### Records supplied

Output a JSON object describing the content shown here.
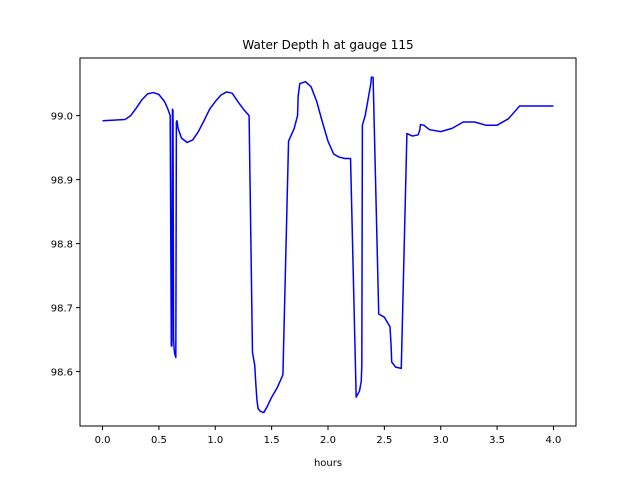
{
  "chart_data": {
    "type": "line",
    "title": "Water Depth h at gauge 115",
    "xlabel": "hours",
    "ylabel": "",
    "xlim": [
      -0.2,
      4.2
    ],
    "ylim": [
      98.515,
      99.09
    ],
    "xticks": [
      0.0,
      0.5,
      1.0,
      1.5,
      2.0,
      2.5,
      3.0,
      3.5,
      4.0
    ],
    "xtick_labels": [
      "0.0",
      "0.5",
      "1.0",
      "1.5",
      "2.0",
      "2.5",
      "3.0",
      "3.5",
      "4.0"
    ],
    "yticks": [
      98.6,
      98.7,
      98.8,
      98.9,
      99.0
    ],
    "ytick_labels": [
      "98.6",
      "98.7",
      "98.8",
      "98.9",
      "99.0"
    ],
    "grid": false,
    "series": [
      {
        "color": "#0000ff",
        "x": [
          0.0,
          0.1,
          0.2,
          0.25,
          0.3,
          0.35,
          0.4,
          0.45,
          0.5,
          0.55,
          0.58,
          0.6,
          0.61,
          0.615,
          0.62,
          0.625,
          0.63,
          0.635,
          0.64,
          0.65,
          0.655,
          0.66,
          0.67,
          0.7,
          0.75,
          0.8,
          0.85,
          0.9,
          0.95,
          1.0,
          1.05,
          1.1,
          1.15,
          1.2,
          1.25,
          1.3,
          1.33,
          1.35,
          1.36,
          1.37,
          1.38,
          1.4,
          1.43,
          1.46,
          1.5,
          1.55,
          1.6,
          1.65,
          1.7,
          1.73,
          1.735,
          1.75,
          1.8,
          1.85,
          1.9,
          1.95,
          2.0,
          2.05,
          2.1,
          2.15,
          2.2,
          2.25,
          2.28,
          2.295,
          2.3,
          2.305,
          2.33,
          2.36,
          2.38,
          2.385,
          2.4,
          2.45,
          2.5,
          2.55,
          2.56,
          2.565,
          2.6,
          2.65,
          2.7,
          2.75,
          2.8,
          2.815,
          2.82,
          2.85,
          2.9,
          3.0,
          3.1,
          3.2,
          3.3,
          3.4,
          3.5,
          3.6,
          3.7,
          3.8,
          3.9,
          4.0
        ],
        "y": [
          98.992,
          98.993,
          98.994,
          99.0,
          99.012,
          99.025,
          99.034,
          99.036,
          99.033,
          99.022,
          99.01,
          99.0,
          98.64,
          98.64,
          99.01,
          99.008,
          98.65,
          98.635,
          98.628,
          98.622,
          98.99,
          98.992,
          98.98,
          98.965,
          98.958,
          98.962,
          98.975,
          98.992,
          99.01,
          99.022,
          99.032,
          99.037,
          99.035,
          99.022,
          99.01,
          99.0,
          98.63,
          98.61,
          98.58,
          98.555,
          98.542,
          98.538,
          98.536,
          98.545,
          98.56,
          98.575,
          98.595,
          98.96,
          98.98,
          99.0,
          99.03,
          99.05,
          99.053,
          99.045,
          99.022,
          98.99,
          98.96,
          98.94,
          98.935,
          98.933,
          98.933,
          98.56,
          98.57,
          98.585,
          98.61,
          98.985,
          99.0,
          99.03,
          99.05,
          99.06,
          99.06,
          98.69,
          98.685,
          98.67,
          98.64,
          98.615,
          98.607,
          98.605,
          98.972,
          98.968,
          98.97,
          98.978,
          98.986,
          98.985,
          98.978,
          98.975,
          98.98,
          98.99,
          98.99,
          98.985,
          98.985,
          98.995,
          99.015,
          99.015,
          99.015,
          99.015
        ]
      }
    ]
  }
}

### Written problem
Every record above should be written out again without change, except that the pictures are left out.

### Reply
Output a JSON object describing the content shown here.
{
  "chart_data": {
    "type": "line",
    "title": "Water Depth h at gauge 115",
    "xlabel": "hours",
    "ylabel": "",
    "xlim": [
      -0.2,
      4.2
    ],
    "ylim": [
      98.515,
      99.09
    ],
    "xticks": [
      0.0,
      0.5,
      1.0,
      1.5,
      2.0,
      2.5,
      3.0,
      3.5,
      4.0
    ],
    "xtick_labels": [
      "0.0",
      "0.5",
      "1.0",
      "1.5",
      "2.0",
      "2.5",
      "3.0",
      "3.5",
      "4.0"
    ],
    "yticks": [
      98.6,
      98.7,
      98.8,
      98.9,
      99.0
    ],
    "ytick_labels": [
      "98.6",
      "98.7",
      "98.8",
      "98.9",
      "99.0"
    ],
    "grid": false,
    "series": [
      {
        "color": "#0000ff",
        "x": [
          0.0,
          0.1,
          0.2,
          0.25,
          0.3,
          0.35,
          0.4,
          0.45,
          0.5,
          0.55,
          0.58,
          0.6,
          0.61,
          0.615,
          0.62,
          0.625,
          0.63,
          0.635,
          0.64,
          0.65,
          0.655,
          0.66,
          0.67,
          0.7,
          0.75,
          0.8,
          0.85,
          0.9,
          0.95,
          1.0,
          1.05,
          1.1,
          1.15,
          1.2,
          1.25,
          1.3,
          1.33,
          1.35,
          1.36,
          1.37,
          1.38,
          1.4,
          1.43,
          1.46,
          1.5,
          1.55,
          1.6,
          1.65,
          1.7,
          1.73,
          1.735,
          1.75,
          1.8,
          1.85,
          1.9,
          1.95,
          2.0,
          2.05,
          2.1,
          2.15,
          2.2,
          2.25,
          2.28,
          2.295,
          2.3,
          2.305,
          2.33,
          2.36,
          2.38,
          2.385,
          2.4,
          2.45,
          2.5,
          2.55,
          2.56,
          2.565,
          2.6,
          2.65,
          2.7,
          2.75,
          2.8,
          2.815,
          2.82,
          2.85,
          2.9,
          3.0,
          3.1,
          3.2,
          3.3,
          3.4,
          3.5,
          3.6,
          3.7,
          3.8,
          3.9,
          4.0
        ],
        "y": [
          98.992,
          98.993,
          98.994,
          99.0,
          99.012,
          99.025,
          99.034,
          99.036,
          99.033,
          99.022,
          99.01,
          99.0,
          98.64,
          98.64,
          99.01,
          99.008,
          98.65,
          98.635,
          98.628,
          98.622,
          98.99,
          98.992,
          98.98,
          98.965,
          98.958,
          98.962,
          98.975,
          98.992,
          99.01,
          99.022,
          99.032,
          99.037,
          99.035,
          99.022,
          99.01,
          99.0,
          98.63,
          98.61,
          98.58,
          98.555,
          98.542,
          98.538,
          98.536,
          98.545,
          98.56,
          98.575,
          98.595,
          98.96,
          98.98,
          99.0,
          99.03,
          99.05,
          99.053,
          99.045,
          99.022,
          98.99,
          98.96,
          98.94,
          98.935,
          98.933,
          98.933,
          98.56,
          98.57,
          98.585,
          98.61,
          98.985,
          99.0,
          99.03,
          99.05,
          99.06,
          99.06,
          98.69,
          98.685,
          98.67,
          98.64,
          98.615,
          98.607,
          98.605,
          98.972,
          98.968,
          98.97,
          98.978,
          98.986,
          98.985,
          98.978,
          98.975,
          98.98,
          98.99,
          98.99,
          98.985,
          98.985,
          98.995,
          99.015,
          99.015,
          99.015,
          99.015
        ]
      }
    ]
  }
}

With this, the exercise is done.